(Dataset excerpt)

******

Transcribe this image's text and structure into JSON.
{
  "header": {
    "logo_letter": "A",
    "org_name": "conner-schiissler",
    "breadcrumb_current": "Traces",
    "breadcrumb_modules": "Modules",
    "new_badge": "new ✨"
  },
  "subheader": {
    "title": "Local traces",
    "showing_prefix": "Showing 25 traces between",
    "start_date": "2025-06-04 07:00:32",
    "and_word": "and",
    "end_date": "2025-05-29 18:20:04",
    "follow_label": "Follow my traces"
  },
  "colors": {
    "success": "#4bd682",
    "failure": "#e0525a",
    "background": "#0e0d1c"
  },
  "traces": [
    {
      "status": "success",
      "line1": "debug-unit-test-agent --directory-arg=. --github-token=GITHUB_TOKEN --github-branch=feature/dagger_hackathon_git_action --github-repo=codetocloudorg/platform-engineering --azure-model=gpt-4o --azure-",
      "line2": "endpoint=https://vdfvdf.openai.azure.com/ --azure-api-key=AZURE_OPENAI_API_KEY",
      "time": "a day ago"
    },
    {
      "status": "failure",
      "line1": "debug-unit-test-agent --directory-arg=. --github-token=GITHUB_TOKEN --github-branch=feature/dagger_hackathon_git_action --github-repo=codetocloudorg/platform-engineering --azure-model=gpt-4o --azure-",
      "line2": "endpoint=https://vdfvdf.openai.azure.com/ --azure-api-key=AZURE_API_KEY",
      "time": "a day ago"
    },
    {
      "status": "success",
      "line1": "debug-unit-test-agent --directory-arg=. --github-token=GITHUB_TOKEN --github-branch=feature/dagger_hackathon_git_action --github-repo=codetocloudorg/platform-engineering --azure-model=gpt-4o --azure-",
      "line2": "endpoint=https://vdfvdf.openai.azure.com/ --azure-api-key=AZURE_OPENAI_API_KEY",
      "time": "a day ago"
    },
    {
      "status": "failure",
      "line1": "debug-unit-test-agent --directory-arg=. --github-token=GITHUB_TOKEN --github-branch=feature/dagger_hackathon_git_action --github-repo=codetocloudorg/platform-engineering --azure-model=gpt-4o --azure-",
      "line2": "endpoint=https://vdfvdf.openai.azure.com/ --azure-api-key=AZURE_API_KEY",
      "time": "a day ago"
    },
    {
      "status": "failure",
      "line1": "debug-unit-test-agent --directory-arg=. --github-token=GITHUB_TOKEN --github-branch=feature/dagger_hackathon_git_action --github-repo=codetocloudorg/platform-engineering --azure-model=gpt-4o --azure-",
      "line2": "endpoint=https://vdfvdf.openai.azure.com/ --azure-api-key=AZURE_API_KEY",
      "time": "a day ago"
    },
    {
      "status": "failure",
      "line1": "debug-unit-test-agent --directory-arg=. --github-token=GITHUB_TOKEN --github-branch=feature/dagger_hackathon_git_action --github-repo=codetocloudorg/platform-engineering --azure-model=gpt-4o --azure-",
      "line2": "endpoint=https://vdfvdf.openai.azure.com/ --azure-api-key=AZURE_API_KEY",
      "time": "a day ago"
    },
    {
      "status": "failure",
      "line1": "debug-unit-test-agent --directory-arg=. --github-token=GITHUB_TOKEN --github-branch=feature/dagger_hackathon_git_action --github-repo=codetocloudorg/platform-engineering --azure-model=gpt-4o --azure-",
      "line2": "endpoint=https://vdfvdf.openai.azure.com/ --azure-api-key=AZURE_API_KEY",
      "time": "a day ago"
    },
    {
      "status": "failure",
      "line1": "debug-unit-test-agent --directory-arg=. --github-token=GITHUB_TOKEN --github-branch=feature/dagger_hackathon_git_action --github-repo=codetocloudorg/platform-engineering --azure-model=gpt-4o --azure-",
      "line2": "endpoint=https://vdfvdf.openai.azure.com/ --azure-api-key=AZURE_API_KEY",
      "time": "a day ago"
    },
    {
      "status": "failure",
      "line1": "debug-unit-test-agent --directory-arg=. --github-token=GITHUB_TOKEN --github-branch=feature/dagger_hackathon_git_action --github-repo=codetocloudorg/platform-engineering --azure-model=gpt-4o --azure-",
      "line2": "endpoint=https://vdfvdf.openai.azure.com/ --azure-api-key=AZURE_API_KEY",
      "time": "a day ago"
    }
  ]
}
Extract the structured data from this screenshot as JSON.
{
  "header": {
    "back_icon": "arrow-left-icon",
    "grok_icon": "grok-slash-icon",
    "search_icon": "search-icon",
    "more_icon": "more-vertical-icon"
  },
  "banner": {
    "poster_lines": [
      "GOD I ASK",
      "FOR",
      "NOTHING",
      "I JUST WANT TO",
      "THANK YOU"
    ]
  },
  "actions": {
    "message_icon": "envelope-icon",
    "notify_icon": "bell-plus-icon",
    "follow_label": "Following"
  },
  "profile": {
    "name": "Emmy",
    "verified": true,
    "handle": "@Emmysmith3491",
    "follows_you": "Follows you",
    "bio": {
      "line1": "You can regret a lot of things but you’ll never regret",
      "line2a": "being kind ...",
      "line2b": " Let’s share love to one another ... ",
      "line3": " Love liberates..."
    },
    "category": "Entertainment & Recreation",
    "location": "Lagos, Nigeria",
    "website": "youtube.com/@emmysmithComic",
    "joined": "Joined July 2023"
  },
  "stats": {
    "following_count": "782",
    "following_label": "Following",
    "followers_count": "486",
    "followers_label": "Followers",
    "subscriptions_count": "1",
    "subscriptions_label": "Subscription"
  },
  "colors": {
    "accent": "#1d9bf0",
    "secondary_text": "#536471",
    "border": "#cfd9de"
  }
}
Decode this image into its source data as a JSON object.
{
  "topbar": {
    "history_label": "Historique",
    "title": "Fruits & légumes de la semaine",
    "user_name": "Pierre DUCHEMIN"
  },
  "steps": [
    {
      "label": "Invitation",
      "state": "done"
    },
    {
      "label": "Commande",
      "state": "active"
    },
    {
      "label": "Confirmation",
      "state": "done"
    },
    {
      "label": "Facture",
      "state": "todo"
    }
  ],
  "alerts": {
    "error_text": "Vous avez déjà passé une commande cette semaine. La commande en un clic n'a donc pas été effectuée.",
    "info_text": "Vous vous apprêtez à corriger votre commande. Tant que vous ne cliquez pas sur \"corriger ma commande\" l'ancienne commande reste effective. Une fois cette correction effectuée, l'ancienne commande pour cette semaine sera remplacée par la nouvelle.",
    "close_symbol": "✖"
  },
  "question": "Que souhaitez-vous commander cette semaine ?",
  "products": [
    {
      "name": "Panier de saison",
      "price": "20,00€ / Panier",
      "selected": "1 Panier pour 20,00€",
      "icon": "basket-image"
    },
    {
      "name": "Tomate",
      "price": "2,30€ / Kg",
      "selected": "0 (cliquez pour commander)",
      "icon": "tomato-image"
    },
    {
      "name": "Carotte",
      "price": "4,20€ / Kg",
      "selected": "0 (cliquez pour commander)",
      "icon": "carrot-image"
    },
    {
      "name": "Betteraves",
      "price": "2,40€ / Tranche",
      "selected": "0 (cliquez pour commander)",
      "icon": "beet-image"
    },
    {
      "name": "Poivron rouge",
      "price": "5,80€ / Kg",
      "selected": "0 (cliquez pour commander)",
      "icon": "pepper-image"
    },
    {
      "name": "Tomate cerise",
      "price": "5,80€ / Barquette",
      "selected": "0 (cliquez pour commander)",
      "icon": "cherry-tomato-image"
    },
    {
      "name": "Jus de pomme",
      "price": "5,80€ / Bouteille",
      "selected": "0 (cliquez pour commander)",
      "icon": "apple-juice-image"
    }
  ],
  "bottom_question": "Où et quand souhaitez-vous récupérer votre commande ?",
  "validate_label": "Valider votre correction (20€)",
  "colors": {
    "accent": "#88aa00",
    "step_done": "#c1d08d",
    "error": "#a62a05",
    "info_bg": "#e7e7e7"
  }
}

******

--- Stated problem ---
Write out all the lines again, exactly as they are.

--- Output below ---
Transcribe this image's text and structure into JSON.
{
  "header": {
    "logo_letter": "A",
    "org_name": "conner-schiissler",
    "breadcrumb_current": "Traces",
    "breadcrumb_modules": "Modules",
    "new_badge": "new ✨"
  },
  "subheader": {
    "title": "Local traces",
    "showing_prefix": "Showing 25 traces between",
    "start_date": "2025-06-04 07:00:32",
    "and_word": "and",
    "end_date": "2025-05-29 18:20:04",
    "follow_label": "Follow my traces"
  },
  "colors": {
    "success": "#4bd682",
    "failure": "#e0525a",
    "background": "#0e0d1c"
  },
  "traces": [
    {
      "status": "success",
      "line1": "debug-unit-test-agent --directory-arg=. --github-token=GITHUB_TOKEN --github-branch=feature/dagger_hackathon_git_action --github-repo=codetocloudorg/platform-engineering --azure-model=gpt-4o --azure-",
      "line2": "endpoint=https://vdfvdf.openai.azure.com/ --azure-api-key=AZURE_OPENAI_API_KEY",
      "time": "a day ago"
    },
    {
      "status": "failure",
      "line1": "debug-unit-test-agent --directory-arg=. --github-token=GITHUB_TOKEN --github-branch=feature/dagger_hackathon_git_action --github-repo=codetocloudorg/platform-engineering --azure-model=gpt-4o --azure-",
      "line2": "endpoint=https://vdfvdf.openai.azure.com/ --azure-api-key=AZURE_API_KEY",
      "time": "a day ago"
    },
    {
      "status": "success",
      "line1": "debug-unit-test-agent --directory-arg=. --github-token=GITHUB_TOKEN --github-branch=feature/dagger_hackathon_git_action --github-repo=codetocloudorg/platform-engineering --azure-model=gpt-4o --azure-",
      "line2": "endpoint=https://vdfvdf.openai.azure.com/ --azure-api-key=AZURE_OPENAI_API_KEY",
      "time": "a day ago"
    },
    {
      "status": "failure",
      "line1": "debug-unit-test-agent --directory-arg=. --github-token=GITHUB_TOKEN --github-branch=feature/dagger_hackathon_git_action --github-repo=codetocloudorg/platform-engineering --azure-model=gpt-4o --azure-",
      "line2": "endpoint=https://vdfvdf.openai.azure.com/ --azure-api-key=AZURE_API_KEY",
      "time": "a day ago"
    },
    {
      "status": "failure",
      "line1": "debug-unit-test-agent --directory-arg=. --github-token=GITHUB_TOKEN --github-branch=feature/dagger_hackathon_git_action --github-repo=codetocloudorg/platform-engineering --azure-model=gpt-4o --azure-",
      "line2": "endpoint=https://vdfvdf.openai.azure.com/ --azure-api-key=AZURE_API_KEY",
      "time": "a day ago"
    },
    {
      "status": "failure",
      "line1": "debug-unit-test-agent --directory-arg=. --github-token=GITHUB_TOKEN --github-branch=feature/dagger_hackathon_git_action --github-repo=codetocloudorg/platform-engineering --azure-model=gpt-4o --azure-",
      "line2": "endpoint=https://vdfvdf.openai.azure.com/ --azure-api-key=AZURE_API_KEY",
      "time": "a day ago"
    },
    {
      "status": "failure",
      "line1": "debug-unit-test-agent --directory-arg=. --github-token=GITHUB_TOKEN --github-branch=feature/dagger_hackathon_git_action --github-repo=codetocloudorg/platform-engineering --azure-model=gpt-4o --azure-",
      "line2": "endpoint=https://vdfvdf.openai.azure.com/ --azure-api-key=AZURE_API_KEY",
      "time": "a day ago"
    },
    {
      "status": "failure",
      "line1": "debug-unit-test-agent --directory-arg=. --github-token=GITHUB_TOKEN --github-branch=feature/dagger_hackathon_git_action --github-repo=codetocloudorg/platform-engineering --azure-model=gpt-4o --azure-",
      "line2": "endpoint=https://vdfvdf.openai.azure.com/ --azure-api-key=AZURE_API_KEY",
      "time": "a day ago"
    },
    {
      "status": "failure",
      "line1": "debug-unit-test-agent --directory-arg=. --github-token=GITHUB_TOKEN --github-branch=feature/dagger_hackathon_git_action --github-repo=codetocloudorg/platform-engineering --azure-model=gpt-4o --azure-",
      "line2": "endpoint=https://vdfvdf.openai.azure.com/ --azure-api-key=AZURE_API_KEY",
      "time": "a day ago"
    }
  ]
}
Extract the structured data from this screenshot as JSON.
{
  "header": {
    "back_icon": "arrow-left-icon",
    "grok_icon": "grok-slash-icon",
    "search_icon": "search-icon",
    "more_icon": "more-vertical-icon"
  },
  "banner": {
    "poster_lines": [
      "GOD I ASK",
      "FOR",
      "NOTHING",
      "I JUST WANT TO",
      "THANK YOU"
    ]
  },
  "actions": {
    "message_icon": "envelope-icon",
    "notify_icon": "bell-plus-icon",
    "follow_label": "Following"
  },
  "profile": {
    "name": "Emmy",
    "verified": true,
    "handle": "@Emmysmith3491",
    "follows_you": "Follows you",
    "bio": {
      "line1": "You can regret a lot of things but you’ll never regret",
      "line2a": "being kind ...",
      "line2b": " Let’s share love to one another ... ",
      "line3": " Love liberates..."
    },
    "category": "Entertainment & Recreation",
    "location": "Lagos, Nigeria",
    "website": "youtube.com/@emmysmithComic",
    "joined": "Joined July 2023"
  },
  "stats": {
    "following_count": "782",
    "following_label": "Following",
    "followers_count": "486",
    "followers_label": "Followers",
    "subscriptions_count": "1",
    "subscriptions_label": "Subscription"
  },
  "colors": {
    "accent": "#1d9bf0",
    "secondary_text": "#536471",
    "border": "#cfd9de"
  }
}
Decode this image into its source data as a JSON object.
{
  "topbar": {
    "history_label": "Historique",
    "title": "Fruits & légumes de la semaine",
    "user_name": "Pierre DUCHEMIN"
  },
  "steps": [
    {
      "label": "Invitation",
      "state": "done"
    },
    {
      "label": "Commande",
      "state": "active"
    },
    {
      "label": "Confirmation",
      "state": "done"
    },
    {
      "label": "Facture",
      "state": "todo"
    }
  ],
  "alerts": {
    "error_text": "Vous avez déjà passé une commande cette semaine. La commande en un clic n'a donc pas été effectuée.",
    "info_text": "Vous vous apprêtez à corriger votre commande. Tant que vous ne cliquez pas sur \"corriger ma commande\" l'ancienne commande reste effective. Une fois cette correction effectuée, l'ancienne commande pour cette semaine sera remplacée par la nouvelle.",
    "close_symbol": "✖"
  },
  "question": "Que souhaitez-vous commander cette semaine ?",
  "products": [
    {
      "name": "Panier de saison",
      "price": "20,00€ / Panier",
      "selected": "1 Panier pour 20,00€",
      "icon": "basket-image"
    },
    {
      "name": "Tomate",
      "price": "2,30€ / Kg",
      "selected": "0 (cliquez pour commander)",
      "icon": "tomato-image"
    },
    {
      "name": "Carotte",
      "price": "4,20€ / Kg",
      "selected": "0 (cliquez pour commander)",
      "icon": "carrot-image"
    },
    {
      "name": "Betteraves",
      "price": "2,40€ / Tranche",
      "selected": "0 (cliquez pour commander)",
      "icon": "beet-image"
    },
    {
      "name": "Poivron rouge",
      "price": "5,80€ / Kg",
      "selected": "0 (cliquez pour commander)",
      "icon": "pepper-image"
    },
    {
      "name": "Tomate cerise",
      "price": "5,80€ / Barquette",
      "selected": "0 (cliquez pour commander)",
      "icon": "cherry-tomato-image"
    },
    {
      "name": "Jus de pomme",
      "price": "5,80€ / Bouteille",
      "selected": "0 (cliquez pour commander)",
      "icon": "apple-juice-image"
    }
  ],
  "bottom_question": "Où et quand souhaitez-vous récupérer votre commande ?",
  "validate_label": "Valider votre correction (20€)",
  "colors": {
    "accent": "#88aa00",
    "step_done": "#c1d08d",
    "error": "#a62a05",
    "info_bg": "#e7e7e7"
  }
}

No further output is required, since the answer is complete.